• _About this exercise_: Leave out the pictures, and retype the remaining data exactly.

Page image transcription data
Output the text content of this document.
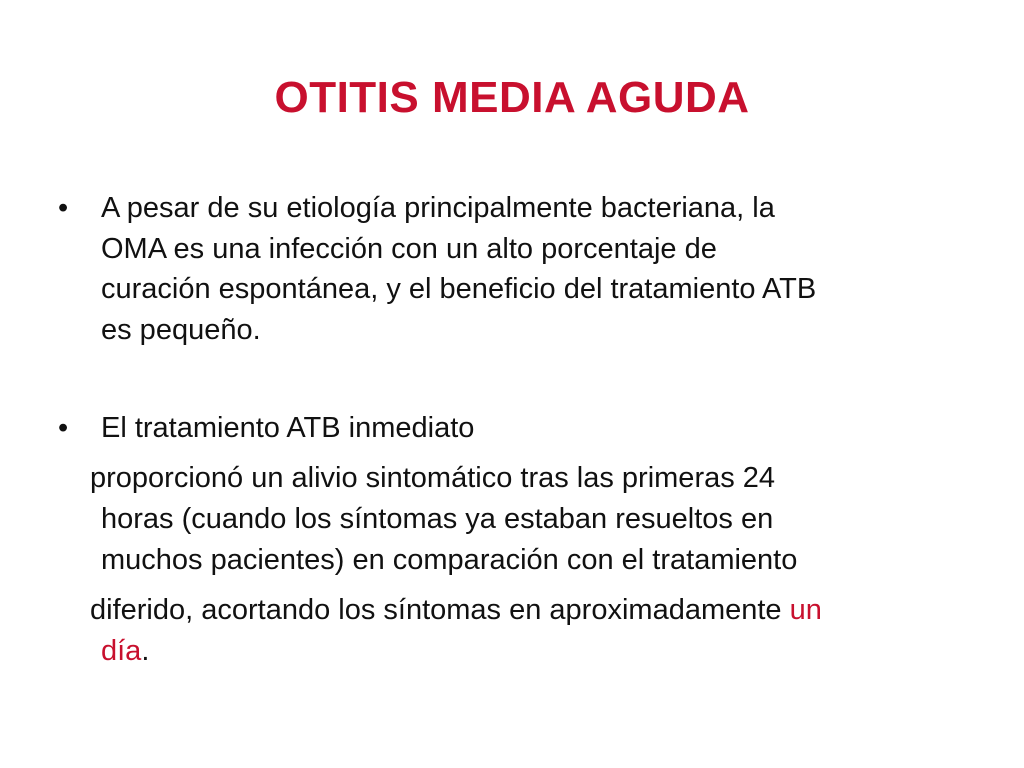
OTITIS MEDIA AGUDA
• A pesar de su etiología principalmente bacteriana, la
OMA es una infección con un alto porcentaje de
curación espontánea, y el beneficio del tratamiento ATB
es pequeño.
• El tratamiento ATB inmediato
proporcionó un alivio sintomático tras las primeras 24
horas (cuando los síntomas ya estaban resueltos en
muchos pacientes) en comparación con el tratamiento
diferido, acortando los síntomas en aproximadamente un
día.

• _Solution_:
Output the text content of this document.
OTITIS MEDIA AGUDA
• A pesar de su etiología principalmente bacteriana, la
OMA es una infección con un alto porcentaje de
curación espontánea, y el beneficio del tratamiento ATB
es pequeño.
• El tratamiento ATB inmediato
proporcionó un alivio sintomático tras las primeras 24
horas (cuando los síntomas ya estaban resueltos en
muchos pacientes) en comparación con el tratamiento
diferido, acortando los síntomas en aproximadamente un
día.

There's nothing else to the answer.